Provided records:
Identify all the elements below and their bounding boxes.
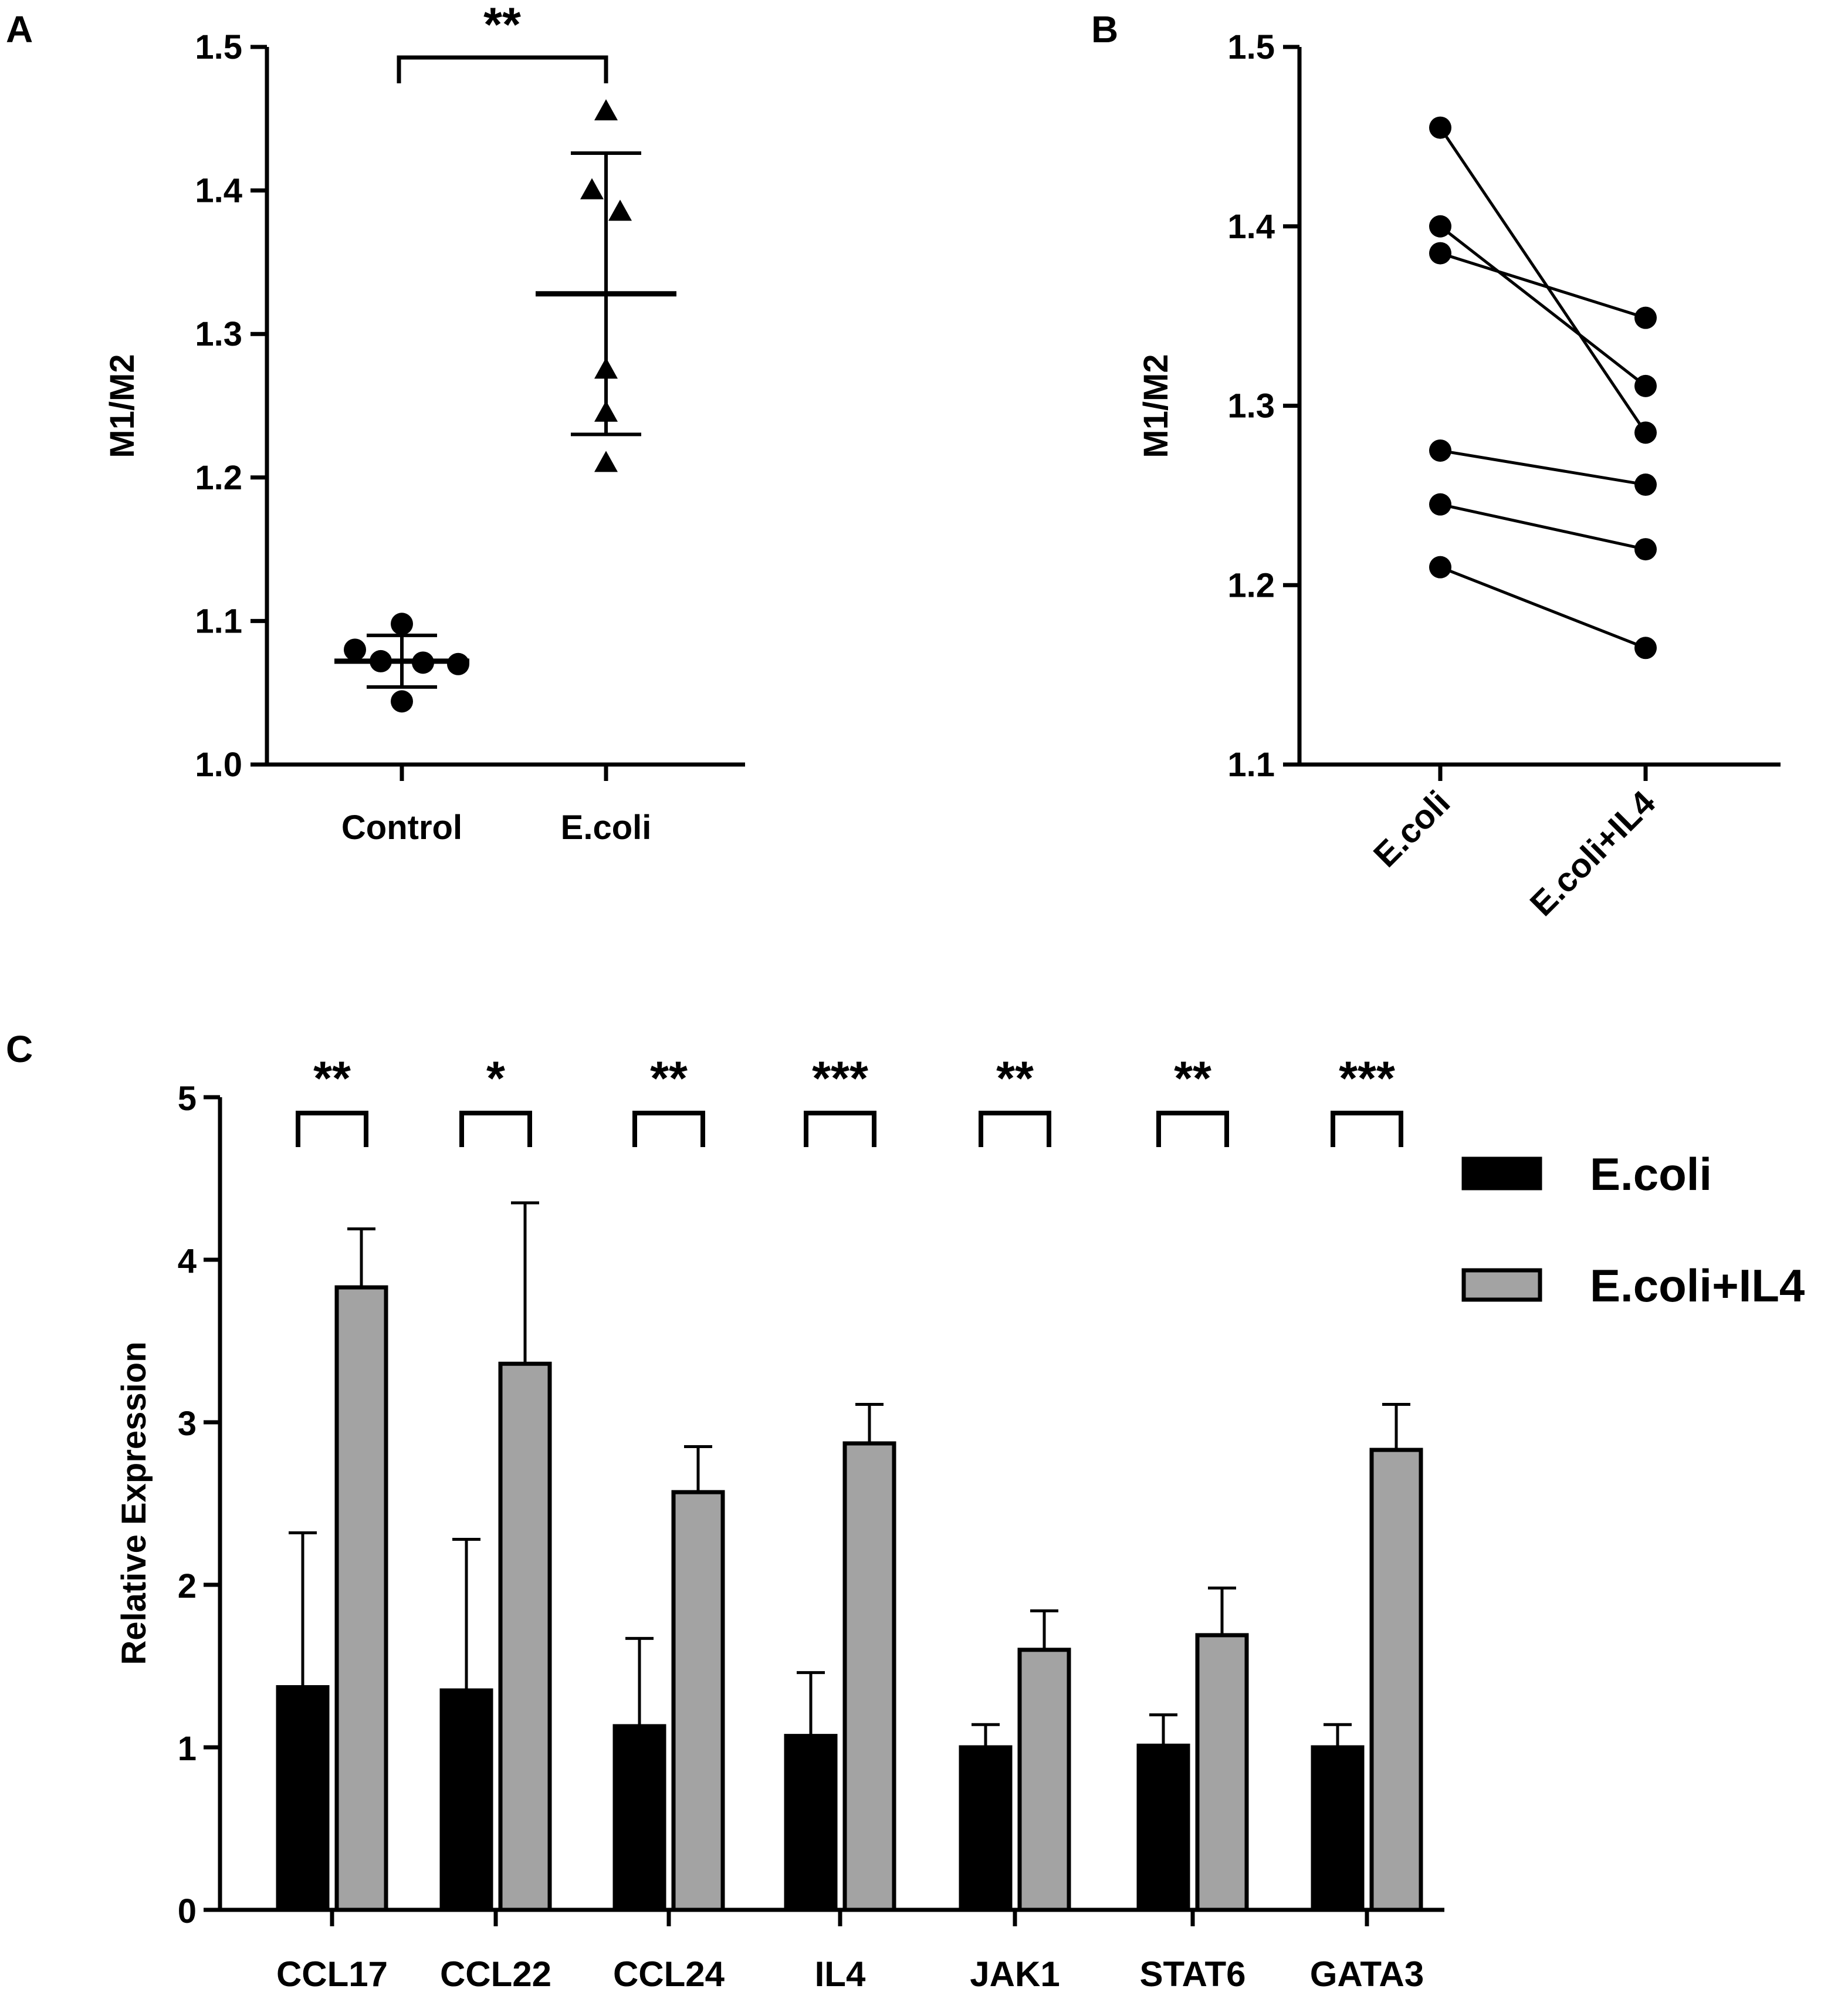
panel-c-significance-bracket: [459, 1111, 532, 1147]
panel-c-bar-ecoli: [1136, 1743, 1190, 1912]
panel-c-significance-label: **: [996, 1052, 1034, 1105]
panel-a-control-point: [447, 652, 469, 675]
panel-a-y-tick-label: 1.1: [195, 602, 242, 640]
panel-b-ecoli-point: [1429, 556, 1451, 579]
panel-a-control-point: [344, 638, 366, 661]
panel-c-significance-label: ***: [1339, 1052, 1395, 1105]
panel-c-x-tick-label: JAK1: [970, 1954, 1060, 1992]
panel-c-bar-ecoli-il4: [1195, 1633, 1249, 1912]
panel-c-x-tick-label: STAT6: [1139, 1954, 1245, 1992]
panel-c-significance-label: ***: [812, 1052, 868, 1105]
panel-c-y-tick-label: 0: [178, 1892, 197, 1930]
panel-b-y-tick-label: 1.4: [1227, 208, 1275, 246]
legend-label-ecoli-il4: E.coli+IL4: [1590, 1260, 1805, 1311]
panel-c-bar-ecoli: [612, 1724, 666, 1912]
panel-b-pair-line: [1440, 449, 1646, 486]
panel-a-y-tick-label: 1.3: [195, 315, 242, 353]
panel-c-bar-ecoli-il4: [671, 1490, 725, 1912]
panel-a-ecoli-point: [594, 99, 618, 121]
panel-b-y-label: M1/M2: [1137, 354, 1175, 458]
panel-b-ecoli-il4-point: [1634, 421, 1657, 444]
panel-b-ecoli-point: [1429, 493, 1451, 516]
panel-b-label: B: [1091, 8, 1118, 50]
panel-a-ecoli-point: [580, 178, 604, 199]
panel-c-bar-ecoli: [439, 1688, 493, 1912]
panel-c-significance-label: **: [313, 1052, 351, 1105]
panel-b-ecoli-il4-point: [1634, 306, 1657, 329]
panel-c-significance-bracket: [979, 1111, 1051, 1147]
panel-a-x-tick-label: E.coli: [561, 809, 652, 847]
panel-c-significance-bracket: [804, 1111, 876, 1147]
panel-c-bar-ecoli: [276, 1685, 330, 1912]
legend-label-ecoli: E.coli: [1590, 1148, 1712, 1200]
panel-b-chart: M1/M2 1.1 1.2 1.3 1.4 1.5 E.coli E.coli+IL4: [1137, 28, 1781, 924]
panel-c-bar-ecoli-il4: [334, 1285, 388, 1912]
panel-b-y-tick-label: 1.2: [1227, 566, 1275, 604]
panel-c-significance-bracket: [296, 1111, 368, 1147]
panel-c-y-tick-label: 4: [178, 1242, 197, 1280]
panel-b-pair-line: [1439, 225, 1647, 387]
panel-c-x-tick-label: IL4: [815, 1954, 866, 1992]
panel-b-y-tick-label: 1.1: [1227, 746, 1275, 784]
panel-a-y-tick-label: 1.5: [195, 28, 242, 66]
panel-c-significance-label: **: [650, 1052, 688, 1105]
panel-b-ecoli-point: [1429, 242, 1451, 265]
panel-a-significance-bracket: [397, 55, 608, 83]
panel-b-ecoli-point: [1429, 116, 1451, 139]
panel-c-significance-label: **: [1174, 1052, 1211, 1105]
legend-swatch-ecoli-il4: [1461, 1268, 1542, 1302]
panel-c-significance-label: *: [486, 1052, 505, 1105]
panel-c-y-tick-label: 1: [178, 1730, 197, 1768]
panel-a-y-label: M1/M2: [103, 354, 141, 458]
panel-a-ecoli-point: [608, 199, 632, 221]
panel-a-y-tick-label: 1.4: [195, 172, 242, 210]
panel-c-bar-ecoli: [784, 1734, 838, 1912]
panel-c-bar-ecoli-il4: [498, 1361, 552, 1912]
panel-a-x-tick-label: Control: [341, 809, 462, 847]
panel-b-ecoli-il4-point: [1634, 474, 1657, 496]
panel-c-chart: Relative Expression 0 1 2 3 4 5 CCL17 CCL22 CCL…: [115, 1052, 1805, 1992]
panel-c-x-tick-label: CCL22: [440, 1954, 551, 1992]
panel-c-y-label: Relative Expression: [115, 1341, 153, 1665]
panel-b-pair-line: [1439, 127, 1647, 434]
panel-c-label: C: [6, 1028, 33, 1070]
panel-a-control-point: [391, 613, 413, 635]
panel-b-pair-line: [1440, 252, 1646, 320]
legend-swatch-ecoli: [1461, 1156, 1542, 1191]
panel-a-significance-label: **: [483, 0, 521, 52]
panel-b-ecoli-point: [1429, 439, 1451, 462]
panel-b-ecoli-il4-point: [1634, 538, 1657, 561]
panel-b-y-tick-label: 1.5: [1227, 28, 1275, 66]
panel-c-x-tick-label: GATA3: [1310, 1954, 1424, 1992]
panel-b-ecoli-il4-point: [1634, 374, 1657, 397]
panel-b-pair-line: [1440, 566, 1646, 650]
panel-c-y-tick-label: 3: [178, 1405, 197, 1443]
panel-c-bar-ecoli-il4: [842, 1441, 896, 1912]
panel-b-ecoli-point: [1429, 215, 1451, 238]
panel-c-y-tick-label: 2: [178, 1567, 197, 1605]
panel-c-x-tick-label: CCL24: [613, 1954, 725, 1992]
panel-c-significance-bracket: [1156, 1111, 1229, 1147]
panel-b-pair-line: [1440, 503, 1646, 551]
panel-b-x-tick-label: E.coli+IL4: [1523, 783, 1663, 924]
panel-c-bar-ecoli: [959, 1745, 1013, 1912]
panel-b-x-tick-label: E.coli: [1366, 783, 1457, 874]
panel-a-chart: M1/M2 1.0 1.1 1.2 1.3 1.4 1.5 Control E.coli *…: [103, 0, 745, 847]
panel-b-ecoli-il4-point: [1634, 637, 1657, 660]
panel-a-y-tick-label: 1.0: [195, 746, 242, 784]
panel-a-ecoli-point: [594, 451, 618, 472]
panel-a-control-point: [391, 690, 413, 713]
panel-b-y-tick-label: 1.3: [1227, 387, 1275, 425]
panel-c-significance-bracket: [1331, 1111, 1403, 1147]
panel-c-bar-ecoli-il4: [1017, 1648, 1071, 1912]
panel-c-bar-ecoli: [1311, 1745, 1365, 1912]
panel-a-label: A: [6, 8, 33, 50]
panel-c-x-tick-label: CCL17: [276, 1954, 388, 1992]
panel-a-y-tick-label: 1.2: [195, 459, 242, 497]
panel-c-bar-ecoli-il4: [1369, 1448, 1423, 1912]
panel-c-y-tick-label: 5: [178, 1080, 197, 1118]
panel-c-significance-bracket: [632, 1111, 705, 1147]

Request: Print all of the data above verbatim, leaving out the picture.

Result of this exercise:
Identify all the elements below and their bounding boxes.
panel-c-significance-bracket: [459, 1111, 532, 1147]
panel-c-bar-ecoli: [1136, 1743, 1190, 1912]
panel-c-significance-label: **: [996, 1052, 1034, 1105]
panel-a-control-point: [447, 652, 469, 675]
panel-a-y-tick-label: 1.1: [195, 602, 242, 640]
panel-b-ecoli-point: [1429, 556, 1451, 579]
panel-a-control-point: [344, 638, 366, 661]
panel-c-significance-label: ***: [1339, 1052, 1395, 1105]
panel-c-x-tick-label: JAK1: [970, 1954, 1060, 1992]
panel-c-bar-ecoli-il4: [1195, 1633, 1249, 1912]
panel-c-x-tick-label: STAT6: [1139, 1954, 1245, 1992]
panel-c-significance-label: ***: [812, 1052, 868, 1105]
panel-c-y-tick-label: 0: [178, 1892, 197, 1930]
panel-b-y-tick-label: 1.4: [1227, 208, 1275, 246]
legend-label-ecoli-il4: E.coli+IL4: [1590, 1260, 1805, 1311]
panel-c-bar-ecoli: [612, 1724, 666, 1912]
panel-b-pair-line: [1440, 449, 1646, 486]
panel-a-y-tick-label: 1.3: [195, 315, 242, 353]
panel-c-bar-ecoli-il4: [671, 1490, 725, 1912]
panel-a-ecoli-point: [594, 99, 618, 121]
panel-b-y-label: M1/M2: [1137, 354, 1175, 458]
panel-b-ecoli-il4-point: [1634, 421, 1657, 444]
panel-b-ecoli-point: [1429, 493, 1451, 516]
panel-b-label: B: [1091, 8, 1118, 50]
panel-a-ecoli-point: [580, 178, 604, 199]
panel-c-bar-ecoli: [439, 1688, 493, 1912]
panel-c-significance-label: **: [313, 1052, 351, 1105]
panel-b-ecoli-il4-point: [1634, 306, 1657, 329]
panel-c-significance-bracket: [979, 1111, 1051, 1147]
panel-a-x-tick-label: E.coli: [561, 809, 652, 847]
panel-c-significance-bracket: [804, 1111, 876, 1147]
panel-c-bar-ecoli: [276, 1685, 330, 1912]
legend-label-ecoli: E.coli: [1590, 1148, 1712, 1200]
panel-b-chart: M1/M2 1.1 1.2 1.3 1.4 1.5 E.coli E.coli+IL4: [1137, 28, 1781, 924]
panel-c-bar-ecoli-il4: [334, 1285, 388, 1912]
panel-b-y-tick-label: 1.2: [1227, 566, 1275, 604]
panel-c-significance-bracket: [296, 1111, 368, 1147]
panel-c-y-tick-label: 4: [178, 1242, 197, 1280]
panel-b-pair-line: [1439, 225, 1647, 387]
panel-c-x-tick-label: IL4: [815, 1954, 866, 1992]
panel-b-y-tick-label: 1.1: [1227, 746, 1275, 784]
panel-a-y-tick-label: 1.5: [195, 28, 242, 66]
panel-c-significance-label: **: [650, 1052, 688, 1105]
panel-b-ecoli-point: [1429, 242, 1451, 265]
panel-a-significance-bracket: [397, 55, 608, 83]
panel-b-ecoli-point: [1429, 116, 1451, 139]
panel-c-significance-label: **: [1174, 1052, 1211, 1105]
legend-swatch-ecoli-il4: [1461, 1268, 1542, 1302]
panel-c-significance-label: *: [486, 1052, 505, 1105]
panel-c-y-tick-label: 1: [178, 1730, 197, 1768]
panel-a-y-label: M1/M2: [103, 354, 141, 458]
panel-a-ecoli-point: [608, 199, 632, 221]
panel-a-y-tick-label: 1.4: [195, 172, 242, 210]
panel-c-bar-ecoli: [784, 1734, 838, 1912]
panel-c-bar-ecoli-il4: [498, 1361, 552, 1912]
panel-a-x-tick-label: Control: [341, 809, 462, 847]
panel-b-ecoli-il4-point: [1634, 474, 1657, 496]
panel-c-chart: Relative Expression 0 1 2 3 4 5 CCL17 CCL22 CCL…: [115, 1052, 1805, 1992]
panel-c-x-tick-label: CCL22: [440, 1954, 551, 1992]
panel-c-y-label: Relative Expression: [115, 1341, 153, 1665]
panel-b-pair-line: [1439, 127, 1647, 434]
panel-c-label: C: [6, 1028, 33, 1070]
panel-a-control-point: [391, 613, 413, 635]
panel-b-pair-line: [1440, 252, 1646, 320]
legend-swatch-ecoli: [1461, 1156, 1542, 1191]
panel-a-significance-label: **: [483, 0, 521, 52]
panel-b-ecoli-point: [1429, 439, 1451, 462]
panel-b-ecoli-il4-point: [1634, 538, 1657, 561]
panel-b-y-tick-label: 1.5: [1227, 28, 1275, 66]
panel-c-x-tick-label: GATA3: [1310, 1954, 1424, 1992]
panel-b-ecoli-il4-point: [1634, 374, 1657, 397]
panel-b-pair-line: [1440, 566, 1646, 650]
panel-c-y-tick-label: 3: [178, 1405, 197, 1443]
panel-c-bar-ecoli-il4: [842, 1441, 896, 1912]
panel-b-ecoli-point: [1429, 215, 1451, 238]
panel-c-y-tick-label: 2: [178, 1567, 197, 1605]
panel-c-x-tick-label: CCL24: [613, 1954, 725, 1992]
panel-c-significance-bracket: [1156, 1111, 1229, 1147]
panel-b-pair-line: [1440, 503, 1646, 551]
panel-b-x-tick-label: E.coli+IL4: [1523, 783, 1663, 924]
panel-c-bar-ecoli: [959, 1745, 1013, 1912]
panel-b-x-tick-label: E.coli: [1366, 783, 1457, 874]
panel-a-chart: M1/M2 1.0 1.1 1.2 1.3 1.4 1.5 Control E.coli *…: [103, 0, 745, 847]
panel-b-ecoli-il4-point: [1634, 637, 1657, 660]
panel-a-y-tick-label: 1.0: [195, 746, 242, 784]
panel-a-ecoli-point: [594, 451, 618, 472]
panel-a-control-point: [391, 690, 413, 713]
panel-b-y-tick-label: 1.3: [1227, 387, 1275, 425]
panel-c-significance-bracket: [1331, 1111, 1403, 1147]
panel-c-bar-ecoli-il4: [1017, 1648, 1071, 1912]
panel-c-bar-ecoli: [1311, 1745, 1365, 1912]
panel-a-label: A: [6, 8, 33, 50]
panel-c-x-tick-label: CCL17: [276, 1954, 388, 1992]
panel-a-y-tick-label: 1.2: [195, 459, 242, 497]
panel-c-bar-ecoli-il4: [1369, 1448, 1423, 1912]
panel-c-y-tick-label: 5: [178, 1080, 197, 1118]
panel-c-significance-bracket: [632, 1111, 705, 1147]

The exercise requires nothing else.